▸ **REQUIRED ACTIONS**
**A.** In the Wodehouse reviews, where did the second reviewer get the book?
**B.** List every character or character type that the first of the Wodehouse reviews names in its summary of the plot.
**C.** Write what comes next in the Wodehouse reviews, picking up after their final sentence.

▸ **EXCERPT TO READ**
========
Author 1 book104 followers
July 6, 2018
Splendid! How nice to have an unread Wodehouse available when the mood strucks. Actually, the mood was triggered by two(!) guys I heard on the radio yesterday pronouncing the guy's name incorrectly. The times we live in...
So we have a case of assumed identities, Butlers and a Lord, rich American guy, and his son. A Hollywood agent, lovely daughter of Lord, not quite so lovely other daughter. And in the end to my satisfaction, the right matches emerge. Very good, sir.
And, as always, we are delighted by the language. How do you react, when the Butler just tells you, that you are not the man you pretend to be? If you are a Wodehouse character, you say: "This opens a new line of thought". And you do not think that this or that is the case but you "hazard a conjecture".
Profile Image for Suryamouli Datta.
31 reviews1 follower
December 7, 2022
I collected this book from an old book shop in Edinburgh and it travelled with me all the way from Scotland to India. I call myself, not a fan but a Wodehouse fanatic ! Hence, it is not possible for me to criticize the master wordsmith's work.
========
(Structured page parsing data)
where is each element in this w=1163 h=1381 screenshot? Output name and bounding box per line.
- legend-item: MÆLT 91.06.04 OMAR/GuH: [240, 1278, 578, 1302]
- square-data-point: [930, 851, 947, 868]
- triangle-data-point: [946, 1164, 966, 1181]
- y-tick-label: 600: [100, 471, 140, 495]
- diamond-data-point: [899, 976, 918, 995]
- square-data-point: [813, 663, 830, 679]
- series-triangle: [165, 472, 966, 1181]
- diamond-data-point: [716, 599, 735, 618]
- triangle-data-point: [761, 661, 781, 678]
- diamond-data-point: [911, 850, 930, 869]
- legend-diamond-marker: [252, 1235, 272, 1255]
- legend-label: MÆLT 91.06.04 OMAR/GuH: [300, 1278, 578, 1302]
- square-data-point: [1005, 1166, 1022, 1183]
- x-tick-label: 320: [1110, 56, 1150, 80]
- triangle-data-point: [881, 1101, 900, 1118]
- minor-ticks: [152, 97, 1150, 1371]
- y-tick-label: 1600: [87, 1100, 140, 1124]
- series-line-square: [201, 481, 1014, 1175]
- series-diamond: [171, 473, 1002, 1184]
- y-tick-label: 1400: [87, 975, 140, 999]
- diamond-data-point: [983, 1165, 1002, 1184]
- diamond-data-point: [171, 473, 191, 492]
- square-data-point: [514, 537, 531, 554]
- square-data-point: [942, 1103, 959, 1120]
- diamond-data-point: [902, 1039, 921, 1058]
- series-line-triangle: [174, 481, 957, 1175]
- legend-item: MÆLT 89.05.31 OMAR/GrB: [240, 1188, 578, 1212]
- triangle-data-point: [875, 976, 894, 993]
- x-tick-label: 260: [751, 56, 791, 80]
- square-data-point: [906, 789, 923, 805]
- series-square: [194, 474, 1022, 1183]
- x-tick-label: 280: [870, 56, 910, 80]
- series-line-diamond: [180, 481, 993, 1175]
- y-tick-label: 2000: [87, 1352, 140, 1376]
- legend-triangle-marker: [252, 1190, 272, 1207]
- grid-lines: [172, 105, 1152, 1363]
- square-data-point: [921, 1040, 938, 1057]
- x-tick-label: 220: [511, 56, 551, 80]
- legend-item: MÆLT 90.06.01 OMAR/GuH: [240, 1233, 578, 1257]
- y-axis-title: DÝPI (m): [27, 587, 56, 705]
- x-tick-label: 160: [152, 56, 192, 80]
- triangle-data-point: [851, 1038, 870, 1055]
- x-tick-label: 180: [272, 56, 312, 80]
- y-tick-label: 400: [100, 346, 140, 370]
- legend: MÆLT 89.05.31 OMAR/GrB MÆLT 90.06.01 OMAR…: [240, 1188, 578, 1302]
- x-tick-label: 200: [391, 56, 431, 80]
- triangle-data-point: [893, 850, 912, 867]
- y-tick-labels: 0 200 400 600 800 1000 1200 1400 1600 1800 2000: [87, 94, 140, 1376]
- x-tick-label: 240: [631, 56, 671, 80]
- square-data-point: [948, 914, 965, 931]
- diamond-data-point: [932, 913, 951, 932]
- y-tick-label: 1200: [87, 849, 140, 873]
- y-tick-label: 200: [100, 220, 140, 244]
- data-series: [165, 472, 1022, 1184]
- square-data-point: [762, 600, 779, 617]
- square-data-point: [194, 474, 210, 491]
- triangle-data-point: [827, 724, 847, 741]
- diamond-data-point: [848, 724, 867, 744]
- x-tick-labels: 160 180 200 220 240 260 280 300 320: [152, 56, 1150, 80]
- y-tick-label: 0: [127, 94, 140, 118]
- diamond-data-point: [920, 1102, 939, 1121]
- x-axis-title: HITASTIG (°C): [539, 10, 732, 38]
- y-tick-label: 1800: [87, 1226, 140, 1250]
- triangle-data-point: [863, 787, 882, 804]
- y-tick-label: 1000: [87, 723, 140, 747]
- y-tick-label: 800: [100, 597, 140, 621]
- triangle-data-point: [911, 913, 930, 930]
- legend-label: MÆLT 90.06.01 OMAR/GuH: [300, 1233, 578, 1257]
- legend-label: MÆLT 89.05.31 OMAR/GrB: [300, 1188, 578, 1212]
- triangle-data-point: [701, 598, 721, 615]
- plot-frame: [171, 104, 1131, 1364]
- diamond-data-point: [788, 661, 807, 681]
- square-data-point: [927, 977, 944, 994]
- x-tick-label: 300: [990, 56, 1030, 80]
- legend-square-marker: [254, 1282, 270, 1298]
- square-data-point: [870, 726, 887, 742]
========
▸ **REPLIES**
**A.** From an old book shop in Edinburgh.

**B.** Butlers, a Lord, a rich American guy, his son, a Hollywood agent, the Lord's lovely daughter, and the Lord's not quite so lovely other daughter.

**C.**
Set in the Beevor castle, the story deals with Lord Shortlands who wishes to marry his cook. But as the fate would have it, he needs to own 200 bucks for marriage which he does not have. The main hurdle to his path of marriage is his eldest daughter Adela who turns men to stone with her sweetest glance ! Needless to say, she manages finance and other administrative activities of the Duke too ! The story takes various hilarious twists and turns to reach an exciting finale - the usual Wodehouse treadmark, a happy ending !
Profile Image for A.
539 reviews
May 20, 2024
Pretty good, mid-40s non-series Wodehouse. Brit Lord Shorty is sick of his castle and it's stupid moat and his miserly daughter, who seems in charge of the castle. Amer. Football hulk, son of rich american, is in England banging around and in love with a lovely american movie star. Mike Cardinal is agent to the stars and therefore rich. These characters bump around each other in fun fashion for 250 pages in a typical Wodehousian farce, with false identities, attempted drunken burglaries of rare stamps and the like. Everyone winds up with who they should and Lord Shorty will wind up in Hollywood, playing a butler.
Profile Image for Bookosaurus (A book a day keeps reality away).
382 reviews38 followers
July 10, 2021
Almost all of Wodehouse stories have the same bones- misplaced identity, a botched-up heist, an oppressed husband, etc., and yet they never feel stale. Plum's observations on the mundane, the goofiness of his characters, and his funny metaphors make the stories so enjoyable that you don't mind the sameness of the setting. If you are like me, and do not mind a little silliness and a little dated humor, so give his books a try. I discovered Wodehouse only a few years ago, and I can safely say that other than Jane Austen, he is the only author I adore blindly.
Profile Image for Meena.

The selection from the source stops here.